[START OF Given data]

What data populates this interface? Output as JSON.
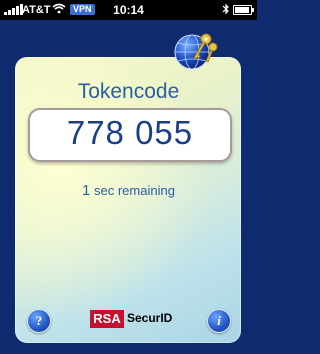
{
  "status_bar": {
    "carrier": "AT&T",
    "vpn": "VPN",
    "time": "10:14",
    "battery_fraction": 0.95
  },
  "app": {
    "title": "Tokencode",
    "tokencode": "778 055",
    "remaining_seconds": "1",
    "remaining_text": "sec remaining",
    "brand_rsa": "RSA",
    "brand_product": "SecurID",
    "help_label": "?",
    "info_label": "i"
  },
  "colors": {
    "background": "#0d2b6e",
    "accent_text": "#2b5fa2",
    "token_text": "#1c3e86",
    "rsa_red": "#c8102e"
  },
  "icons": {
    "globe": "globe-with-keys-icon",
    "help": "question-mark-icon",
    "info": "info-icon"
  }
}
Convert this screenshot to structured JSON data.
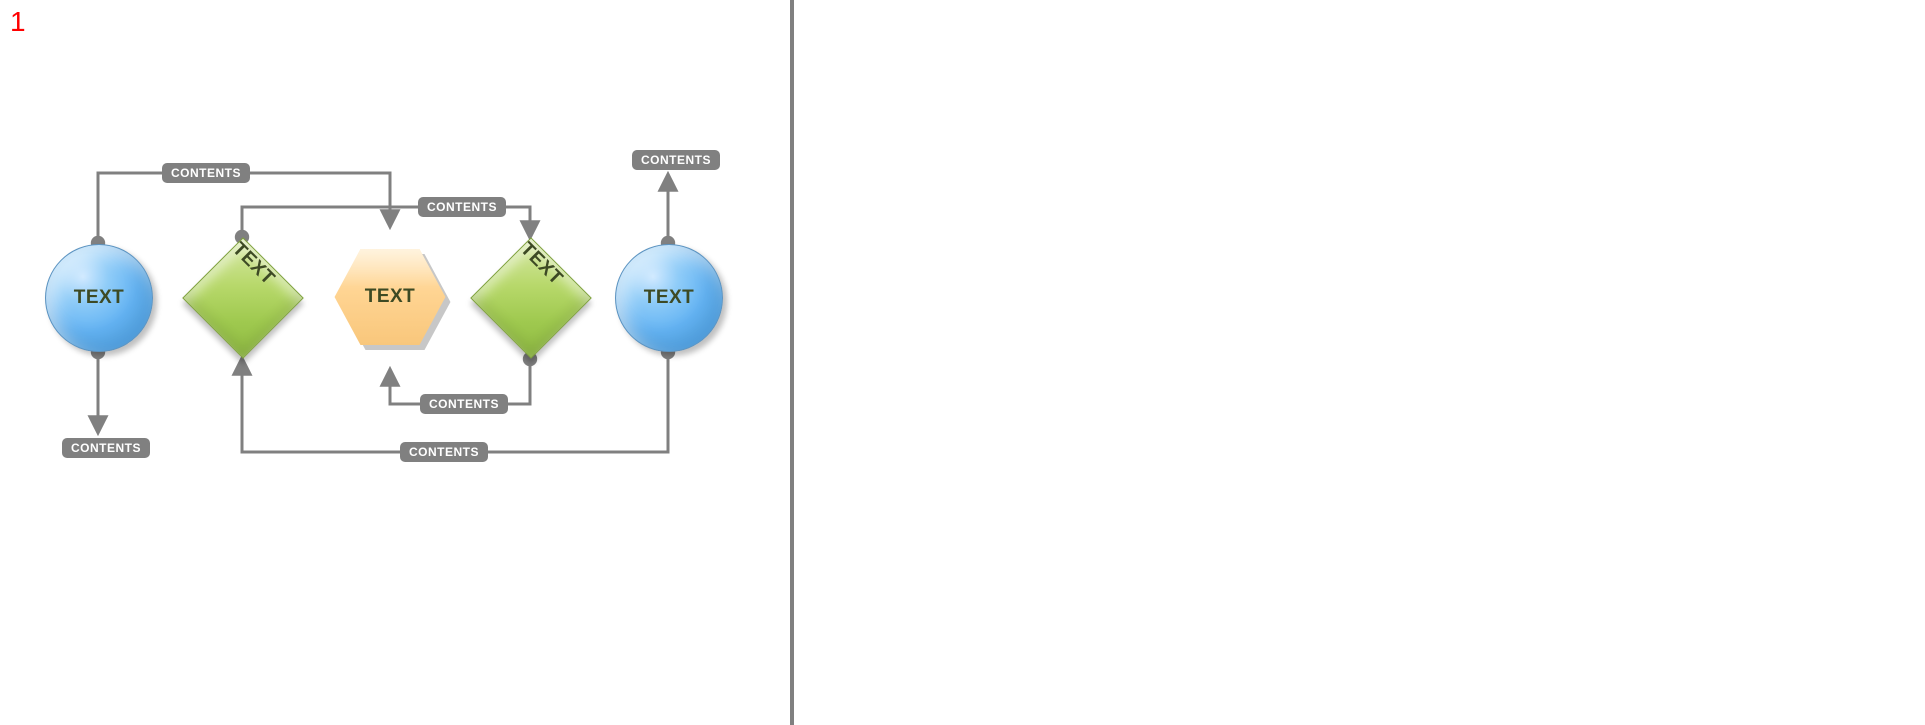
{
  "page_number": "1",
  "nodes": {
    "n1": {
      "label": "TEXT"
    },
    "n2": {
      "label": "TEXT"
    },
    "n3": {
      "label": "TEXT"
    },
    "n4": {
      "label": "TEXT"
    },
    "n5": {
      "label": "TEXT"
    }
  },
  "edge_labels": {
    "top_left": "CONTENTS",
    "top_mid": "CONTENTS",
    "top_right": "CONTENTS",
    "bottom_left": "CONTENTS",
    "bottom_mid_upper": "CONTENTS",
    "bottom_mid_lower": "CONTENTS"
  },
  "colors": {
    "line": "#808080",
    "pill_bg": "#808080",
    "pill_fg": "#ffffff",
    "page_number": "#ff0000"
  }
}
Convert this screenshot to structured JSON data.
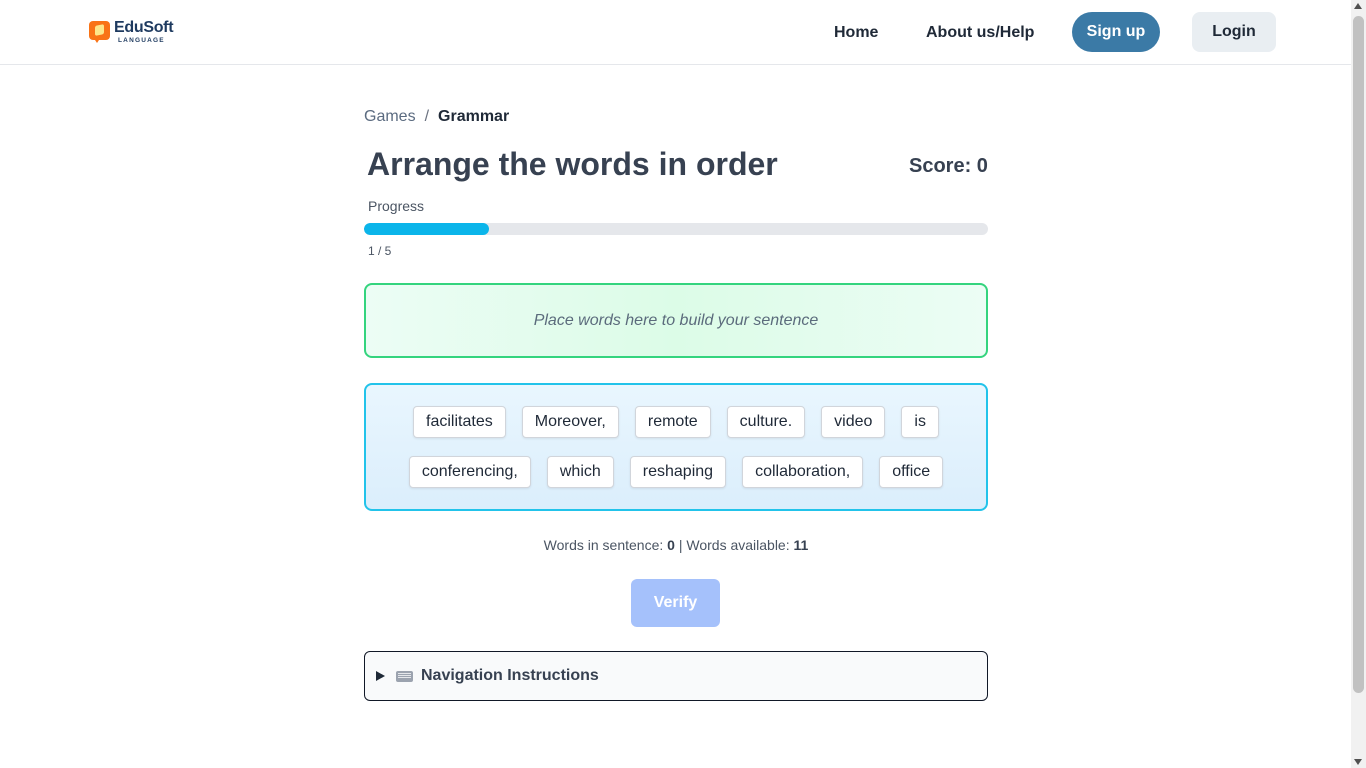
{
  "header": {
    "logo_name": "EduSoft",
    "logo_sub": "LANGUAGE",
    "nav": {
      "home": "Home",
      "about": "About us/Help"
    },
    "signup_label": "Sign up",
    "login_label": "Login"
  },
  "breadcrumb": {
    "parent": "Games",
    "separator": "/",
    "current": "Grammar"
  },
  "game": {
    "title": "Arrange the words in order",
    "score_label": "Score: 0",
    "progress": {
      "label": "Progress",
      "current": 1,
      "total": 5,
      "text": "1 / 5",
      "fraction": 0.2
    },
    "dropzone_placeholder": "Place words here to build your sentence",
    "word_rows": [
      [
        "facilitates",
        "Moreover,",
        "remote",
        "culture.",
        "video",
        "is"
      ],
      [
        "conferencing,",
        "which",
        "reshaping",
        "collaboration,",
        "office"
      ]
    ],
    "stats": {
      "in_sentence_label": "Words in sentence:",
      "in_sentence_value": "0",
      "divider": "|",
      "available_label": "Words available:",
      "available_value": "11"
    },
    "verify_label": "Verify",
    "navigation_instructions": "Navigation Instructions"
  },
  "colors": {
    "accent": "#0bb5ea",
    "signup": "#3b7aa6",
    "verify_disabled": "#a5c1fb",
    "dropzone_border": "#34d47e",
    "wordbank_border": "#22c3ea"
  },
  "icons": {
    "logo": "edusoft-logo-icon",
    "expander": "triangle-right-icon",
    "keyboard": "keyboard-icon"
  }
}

[END OF Given data]

** Exercise requirements **
Repeat the material above verbatim, with no pictures in the output.

** Answer below **
What data populates this interface? Output as JSON.
{
  "status_bar": {
    "carrier": "AT&T",
    "vpn": "VPN",
    "time": "10:14",
    "battery_fraction": 0.95
  },
  "app": {
    "title": "Tokencode",
    "tokencode": "778 055",
    "remaining_seconds": "1",
    "remaining_text": "sec remaining",
    "brand_rsa": "RSA",
    "brand_product": "SecurID",
    "help_label": "?",
    "info_label": "i"
  },
  "colors": {
    "background": "#0d2b6e",
    "accent_text": "#2b5fa2",
    "token_text": "#1c3e86",
    "rsa_red": "#c8102e"
  },
  "icons": {
    "globe": "globe-with-keys-icon",
    "help": "question-mark-icon",
    "info": "info-icon"
  }
}
Convert this screenshot to structured JSON data.
{
  "page_number": "1",
  "nodes": {
    "n1": {
      "label": "TEXT"
    },
    "n2": {
      "label": "TEXT"
    },
    "n3": {
      "label": "TEXT"
    },
    "n4": {
      "label": "TEXT"
    },
    "n5": {
      "label": "TEXT"
    }
  },
  "edge_labels": {
    "top_left": "CONTENTS",
    "top_mid": "CONTENTS",
    "top_right": "CONTENTS",
    "bottom_left": "CONTENTS",
    "bottom_mid_upper": "CONTENTS",
    "bottom_mid_lower": "CONTENTS"
  },
  "colors": {
    "line": "#808080",
    "pill_bg": "#808080",
    "pill_fg": "#ffffff",
    "page_number": "#ff0000"
  }
}
Convert this screenshot to structured JSON data.
{
  "header": {
    "logo_name": "EduSoft",
    "logo_sub": "LANGUAGE",
    "nav": {
      "home": "Home",
      "about": "About us/Help"
    },
    "signup_label": "Sign up",
    "login_label": "Login"
  },
  "breadcrumb": {
    "parent": "Games",
    "separator": "/",
    "current": "Grammar"
  },
  "game": {
    "title": "Arrange the words in order",
    "score_label": "Score: 0",
    "progress": {
      "label": "Progress",
      "current": 1,
      "total": 5,
      "text": "1 / 5",
      "fraction": 0.2
    },
    "dropzone_placeholder": "Place words here to build your sentence",
    "word_rows": [
      [
        "facilitates",
        "Moreover,",
        "remote",
        "culture.",
        "video",
        "is"
      ],
      [
        "conferencing,",
        "which",
        "reshaping",
        "collaboration,",
        "office"
      ]
    ],
    "stats": {
      "in_sentence_label": "Words in sentence:",
      "in_sentence_value": "0",
      "divider": "|",
      "available_label": "Words available:",
      "available_value": "11"
    },
    "verify_label": "Verify",
    "navigation_instructions": "Navigation Instructions"
  },
  "colors": {
    "accent": "#0bb5ea",
    "signup": "#3b7aa6",
    "verify_disabled": "#a5c1fb",
    "dropzone_border": "#34d47e",
    "wordbank_border": "#22c3ea"
  },
  "icons": {
    "logo": "edusoft-logo-icon",
    "expander": "triangle-right-icon",
    "keyboard": "keyboard-icon"
  }
}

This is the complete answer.